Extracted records
--
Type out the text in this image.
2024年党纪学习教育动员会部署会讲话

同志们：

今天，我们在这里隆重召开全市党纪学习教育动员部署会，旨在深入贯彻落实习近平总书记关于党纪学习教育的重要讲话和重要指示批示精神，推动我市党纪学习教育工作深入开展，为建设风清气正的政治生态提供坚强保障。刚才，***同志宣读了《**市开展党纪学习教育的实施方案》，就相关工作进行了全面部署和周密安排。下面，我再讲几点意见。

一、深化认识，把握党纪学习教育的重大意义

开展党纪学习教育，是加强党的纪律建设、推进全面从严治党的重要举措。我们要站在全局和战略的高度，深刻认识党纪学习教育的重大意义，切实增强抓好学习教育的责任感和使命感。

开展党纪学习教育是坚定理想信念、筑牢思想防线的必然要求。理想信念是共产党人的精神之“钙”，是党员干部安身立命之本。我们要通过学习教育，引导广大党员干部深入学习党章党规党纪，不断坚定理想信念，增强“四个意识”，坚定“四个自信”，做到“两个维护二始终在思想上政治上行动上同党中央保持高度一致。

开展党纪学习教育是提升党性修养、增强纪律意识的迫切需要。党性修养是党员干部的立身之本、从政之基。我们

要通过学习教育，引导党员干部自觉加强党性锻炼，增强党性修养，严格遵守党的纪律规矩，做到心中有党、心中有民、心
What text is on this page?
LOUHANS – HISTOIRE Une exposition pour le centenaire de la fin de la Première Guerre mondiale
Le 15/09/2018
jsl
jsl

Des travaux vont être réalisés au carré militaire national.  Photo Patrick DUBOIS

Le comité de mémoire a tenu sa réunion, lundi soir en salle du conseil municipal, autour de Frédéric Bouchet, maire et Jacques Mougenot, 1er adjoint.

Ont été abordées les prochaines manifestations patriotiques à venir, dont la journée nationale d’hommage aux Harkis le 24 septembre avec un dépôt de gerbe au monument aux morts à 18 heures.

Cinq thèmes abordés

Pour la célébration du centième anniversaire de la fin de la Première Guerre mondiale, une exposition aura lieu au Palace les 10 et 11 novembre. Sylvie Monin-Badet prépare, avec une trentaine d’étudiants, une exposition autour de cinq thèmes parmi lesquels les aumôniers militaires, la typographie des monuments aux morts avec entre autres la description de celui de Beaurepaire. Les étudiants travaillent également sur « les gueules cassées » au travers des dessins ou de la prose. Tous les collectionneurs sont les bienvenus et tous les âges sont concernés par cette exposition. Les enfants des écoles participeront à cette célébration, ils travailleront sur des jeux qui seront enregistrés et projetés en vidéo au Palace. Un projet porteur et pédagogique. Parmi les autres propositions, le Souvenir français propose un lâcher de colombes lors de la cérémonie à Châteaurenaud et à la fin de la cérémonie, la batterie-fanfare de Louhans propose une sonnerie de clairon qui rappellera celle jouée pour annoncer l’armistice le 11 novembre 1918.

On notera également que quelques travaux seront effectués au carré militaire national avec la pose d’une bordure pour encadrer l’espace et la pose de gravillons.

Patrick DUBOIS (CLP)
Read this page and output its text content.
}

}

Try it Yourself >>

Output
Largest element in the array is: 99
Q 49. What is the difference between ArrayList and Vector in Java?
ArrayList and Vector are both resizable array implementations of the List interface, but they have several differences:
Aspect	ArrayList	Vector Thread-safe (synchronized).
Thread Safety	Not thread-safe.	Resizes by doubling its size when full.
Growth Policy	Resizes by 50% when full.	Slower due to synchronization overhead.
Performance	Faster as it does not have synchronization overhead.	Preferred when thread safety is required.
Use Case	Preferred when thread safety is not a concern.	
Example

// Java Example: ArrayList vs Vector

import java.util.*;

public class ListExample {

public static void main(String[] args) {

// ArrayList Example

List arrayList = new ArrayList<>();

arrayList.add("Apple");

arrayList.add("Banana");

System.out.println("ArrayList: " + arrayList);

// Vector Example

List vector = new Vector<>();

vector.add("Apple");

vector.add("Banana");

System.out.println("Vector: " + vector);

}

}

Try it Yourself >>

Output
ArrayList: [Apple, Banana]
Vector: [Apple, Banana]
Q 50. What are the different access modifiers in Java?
--
**Goal of the exercise**
Copy down the material exactly as written.

**The completed task**
Type out the text in this image.
2024年党纪学习教育动员会部署会讲话

同志们：

今天，我们在这里隆重召开全市党纪学习教育动员部署会，旨在深入贯彻落实习近平总书记关于党纪学习教育的重要讲话和重要指示批示精神，推动我市党纪学习教育工作深入开展，为建设风清气正的政治生态提供坚强保障。刚才，***同志宣读了《**市开展党纪学习教育的实施方案》，就相关工作进行了全面部署和周密安排。下面，我再讲几点意见。

一、深化认识，把握党纪学习教育的重大意义

开展党纪学习教育，是加强党的纪律建设、推进全面从严治党的重要举措。我们要站在全局和战略的高度，深刻认识党纪学习教育的重大意义，切实增强抓好学习教育的责任感和使命感。

开展党纪学习教育是坚定理想信念、筑牢思想防线的必然要求。理想信念是共产党人的精神之“钙”，是党员干部安身立命之本。我们要通过学习教育，引导广大党员干部深入学习党章党规党纪，不断坚定理想信念，增强“四个意识”，坚定“四个自信”，做到“两个维护二始终在思想上政治上行动上同党中央保持高度一致。

开展党纪学习教育是提升党性修养、增强纪律意识的迫切需要。党性修养是党员干部的立身之本、从政之基。我们

要通过学习教育，引导党员干部自觉加强党性锻炼，增强党性修养，严格遵守党的纪律规矩，做到心中有党、心中有民、心
What text is on this page?
LOUHANS – HISTOIRE Une exposition pour le centenaire de la fin de la Première Guerre mondiale
Le 15/09/2018
jsl
jsl

Des travaux vont être réalisés au carré militaire national.  Photo Patrick DUBOIS

Le comité de mémoire a tenu sa réunion, lundi soir en salle du conseil municipal, autour de Frédéric Bouchet, maire et Jacques Mougenot, 1er adjoint.

Ont été abordées les prochaines manifestations patriotiques à venir, dont la journée nationale d’hommage aux Harkis le 24 septembre avec un dépôt de gerbe au monument aux morts à 18 heures.

Cinq thèmes abordés

Pour la célébration du centième anniversaire de la fin de la Première Guerre mondiale, une exposition aura lieu au Palace les 10 et 11 novembre. Sylvie Monin-Badet prépare, avec une trentaine d’étudiants, une exposition autour de cinq thèmes parmi lesquels les aumôniers militaires, la typographie des monuments aux morts avec entre autres la description de celui de Beaurepaire. Les étudiants travaillent également sur « les gueules cassées » au travers des dessins ou de la prose. Tous les collectionneurs sont les bienvenus et tous les âges sont concernés par cette exposition. Les enfants des écoles participeront à cette célébration, ils travailleront sur des jeux qui seront enregistrés et projetés en vidéo au Palace. Un projet porteur et pédagogique. Parmi les autres propositions, le Souvenir français propose un lâcher de colombes lors de la cérémonie à Châteaurenaud et à la fin de la cérémonie, la batterie-fanfare de Louhans propose une sonnerie de clairon qui rappellera celle jouée pour annoncer l’armistice le 11 novembre 1918.

On notera également que quelques travaux seront effectués au carré militaire national avec la pose d’une bordure pour encadrer l’espace et la pose de gravillons.

Patrick DUBOIS (CLP)
Read this page and output its text content.
}

}

Try it Yourself >>

Output
Largest element in the array is: 99
Q 49. What is the difference between ArrayList and Vector in Java?
ArrayList and Vector are both resizable array implementations of the List interface, but they have several differences:
Aspect	ArrayList	Vector Thread-safe (synchronized).
Thread Safety	Not thread-safe.	Resizes by doubling its size when full.
Growth Policy	Resizes by 50% when full.	Slower due to synchronization overhead.
Performance	Faster as it does not have synchronization overhead.	Preferred when thread safety is required.
Use Case	Preferred when thread safety is not a concern.	
Example

// Java Example: ArrayList vs Vector

import java.util.*;

public class ListExample {

public static void main(String[] args) {

// ArrayList Example

List arrayList = new ArrayList<>();

arrayList.add("Apple");

arrayList.add("Banana");

System.out.println("ArrayList: " + arrayList);

// Vector Example

List vector = new Vector<>();

vector.add("Apple");

vector.add("Banana");

System.out.println("Vector: " + vector);

}

}

Try it Yourself >>

Output
ArrayList: [Apple, Banana]
Vector: [Apple, Banana]
Q 50. What are the different access modifiers in Java?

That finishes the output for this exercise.